-- Start of THE DATA --

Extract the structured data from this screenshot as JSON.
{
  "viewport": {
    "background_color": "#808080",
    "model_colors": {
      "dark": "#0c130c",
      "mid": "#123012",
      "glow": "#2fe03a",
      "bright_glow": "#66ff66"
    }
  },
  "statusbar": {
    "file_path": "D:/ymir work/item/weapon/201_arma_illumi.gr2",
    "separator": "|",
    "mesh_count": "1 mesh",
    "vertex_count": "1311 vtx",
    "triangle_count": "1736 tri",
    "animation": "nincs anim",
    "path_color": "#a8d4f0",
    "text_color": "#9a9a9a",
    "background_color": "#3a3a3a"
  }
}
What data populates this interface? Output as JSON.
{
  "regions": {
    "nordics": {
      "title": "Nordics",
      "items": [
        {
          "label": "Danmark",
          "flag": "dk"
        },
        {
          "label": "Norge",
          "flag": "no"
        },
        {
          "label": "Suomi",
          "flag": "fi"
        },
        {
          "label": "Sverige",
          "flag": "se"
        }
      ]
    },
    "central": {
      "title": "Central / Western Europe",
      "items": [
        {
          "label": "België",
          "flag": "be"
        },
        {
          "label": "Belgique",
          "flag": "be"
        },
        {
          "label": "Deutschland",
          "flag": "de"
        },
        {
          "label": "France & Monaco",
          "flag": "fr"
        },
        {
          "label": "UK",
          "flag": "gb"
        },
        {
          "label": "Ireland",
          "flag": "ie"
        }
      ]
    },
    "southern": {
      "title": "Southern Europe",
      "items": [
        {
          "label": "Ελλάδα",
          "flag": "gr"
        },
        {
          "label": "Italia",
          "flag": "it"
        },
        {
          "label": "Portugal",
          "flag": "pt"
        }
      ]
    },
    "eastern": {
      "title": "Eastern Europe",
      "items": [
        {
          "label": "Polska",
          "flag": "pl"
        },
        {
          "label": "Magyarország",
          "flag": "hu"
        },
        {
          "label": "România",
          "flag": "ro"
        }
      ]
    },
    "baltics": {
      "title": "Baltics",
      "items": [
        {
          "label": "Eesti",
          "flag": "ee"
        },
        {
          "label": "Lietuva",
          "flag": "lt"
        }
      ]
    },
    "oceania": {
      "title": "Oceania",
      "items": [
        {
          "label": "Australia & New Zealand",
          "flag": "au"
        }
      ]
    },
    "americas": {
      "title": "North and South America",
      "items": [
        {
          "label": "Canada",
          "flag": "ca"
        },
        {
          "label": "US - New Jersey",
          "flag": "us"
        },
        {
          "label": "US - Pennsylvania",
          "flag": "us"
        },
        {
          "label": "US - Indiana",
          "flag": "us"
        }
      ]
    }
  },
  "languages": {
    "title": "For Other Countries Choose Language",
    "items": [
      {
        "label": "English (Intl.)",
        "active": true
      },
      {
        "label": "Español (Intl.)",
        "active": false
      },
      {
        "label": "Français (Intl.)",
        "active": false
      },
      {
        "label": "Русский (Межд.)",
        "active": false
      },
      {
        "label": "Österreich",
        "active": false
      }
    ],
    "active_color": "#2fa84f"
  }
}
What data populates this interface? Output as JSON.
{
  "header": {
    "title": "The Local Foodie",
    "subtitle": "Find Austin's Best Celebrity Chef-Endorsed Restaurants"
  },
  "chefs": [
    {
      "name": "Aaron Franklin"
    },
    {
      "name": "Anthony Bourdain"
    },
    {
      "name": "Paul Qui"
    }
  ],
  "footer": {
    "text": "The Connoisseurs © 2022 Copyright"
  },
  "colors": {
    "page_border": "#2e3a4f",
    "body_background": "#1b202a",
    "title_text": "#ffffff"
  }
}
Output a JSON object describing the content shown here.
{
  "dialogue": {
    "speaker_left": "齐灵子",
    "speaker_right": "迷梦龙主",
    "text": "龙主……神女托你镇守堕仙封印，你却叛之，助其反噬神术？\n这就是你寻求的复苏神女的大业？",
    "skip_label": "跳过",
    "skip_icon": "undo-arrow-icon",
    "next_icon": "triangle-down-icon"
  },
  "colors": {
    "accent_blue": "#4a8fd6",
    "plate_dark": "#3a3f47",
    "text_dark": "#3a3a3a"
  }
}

-- End of THE DATA --

* **WRITTEN INSTRUCTION**:
From the records above, extract everything verbatim.

* **WORKED SOLUTION**:
Extract the structured data from this screenshot as JSON.
{
  "viewport": {
    "background_color": "#808080",
    "model_colors": {
      "dark": "#0c130c",
      "mid": "#123012",
      "glow": "#2fe03a",
      "bright_glow": "#66ff66"
    }
  },
  "statusbar": {
    "file_path": "D:/ymir work/item/weapon/201_arma_illumi.gr2",
    "separator": "|",
    "mesh_count": "1 mesh",
    "vertex_count": "1311 vtx",
    "triangle_count": "1736 tri",
    "animation": "nincs anim",
    "path_color": "#a8d4f0",
    "text_color": "#9a9a9a",
    "background_color": "#3a3a3a"
  }
}
What data populates this interface? Output as JSON.
{
  "regions": {
    "nordics": {
      "title": "Nordics",
      "items": [
        {
          "label": "Danmark",
          "flag": "dk"
        },
        {
          "label": "Norge",
          "flag": "no"
        },
        {
          "label": "Suomi",
          "flag": "fi"
        },
        {
          "label": "Sverige",
          "flag": "se"
        }
      ]
    },
    "central": {
      "title": "Central / Western Europe",
      "items": [
        {
          "label": "België",
          "flag": "be"
        },
        {
          "label": "Belgique",
          "flag": "be"
        },
        {
          "label": "Deutschland",
          "flag": "de"
        },
        {
          "label": "France & Monaco",
          "flag": "fr"
        },
        {
          "label": "UK",
          "flag": "gb"
        },
        {
          "label": "Ireland",
          "flag": "ie"
        }
      ]
    },
    "southern": {
      "title": "Southern Europe",
      "items": [
        {
          "label": "Ελλάδα",
          "flag": "gr"
        },
        {
          "label": "Italia",
          "flag": "it"
        },
        {
          "label": "Portugal",
          "flag": "pt"
        }
      ]
    },
    "eastern": {
      "title": "Eastern Europe",
      "items": [
        {
          "label": "Polska",
          "flag": "pl"
        },
        {
          "label": "Magyarország",
          "flag": "hu"
        },
        {
          "label": "România",
          "flag": "ro"
        }
      ]
    },
    "baltics": {
      "title": "Baltics",
      "items": [
        {
          "label": "Eesti",
          "flag": "ee"
        },
        {
          "label": "Lietuva",
          "flag": "lt"
        }
      ]
    },
    "oceania": {
      "title": "Oceania",
      "items": [
        {
          "label": "Australia & New Zealand",
          "flag": "au"
        }
      ]
    },
    "americas": {
      "title": "North and South America",
      "items": [
        {
          "label": "Canada",
          "flag": "ca"
        },
        {
          "label": "US - New Jersey",
          "flag": "us"
        },
        {
          "label": "US - Pennsylvania",
          "flag": "us"
        },
        {
          "label": "US - Indiana",
          "flag": "us"
        }
      ]
    }
  },
  "languages": {
    "title": "For Other Countries Choose Language",
    "items": [
      {
        "label": "English (Intl.)",
        "active": true
      },
      {
        "label": "Español (Intl.)",
        "active": false
      },
      {
        "label": "Français (Intl.)",
        "active": false
      },
      {
        "label": "Русский (Межд.)",
        "active": false
      },
      {
        "label": "Österreich",
        "active": false
      }
    ],
    "active_color": "#2fa84f"
  }
}
What data populates this interface? Output as JSON.
{
  "header": {
    "title": "The Local Foodie",
    "subtitle": "Find Austin's Best Celebrity Chef-Endorsed Restaurants"
  },
  "chefs": [
    {
      "name": "Aaron Franklin"
    },
    {
      "name": "Anthony Bourdain"
    },
    {
      "name": "Paul Qui"
    }
  ],
  "footer": {
    "text": "The Connoisseurs © 2022 Copyright"
  },
  "colors": {
    "page_border": "#2e3a4f",
    "body_background": "#1b202a",
    "title_text": "#ffffff"
  }
}
Output a JSON object describing the content shown here.
{
  "dialogue": {
    "speaker_left": "齐灵子",
    "speaker_right": "迷梦龙主",
    "text": "龙主……神女托你镇守堕仙封印，你却叛之，助其反噬神术？\n这就是你寻求的复苏神女的大业？",
    "skip_label": "跳过",
    "skip_icon": "undo-arrow-icon",
    "next_icon": "triangle-down-icon"
  },
  "colors": {
    "accent_blue": "#4a8fd6",
    "plate_dark": "#3a3f47",
    "text_dark": "#3a3a3a"
  }
}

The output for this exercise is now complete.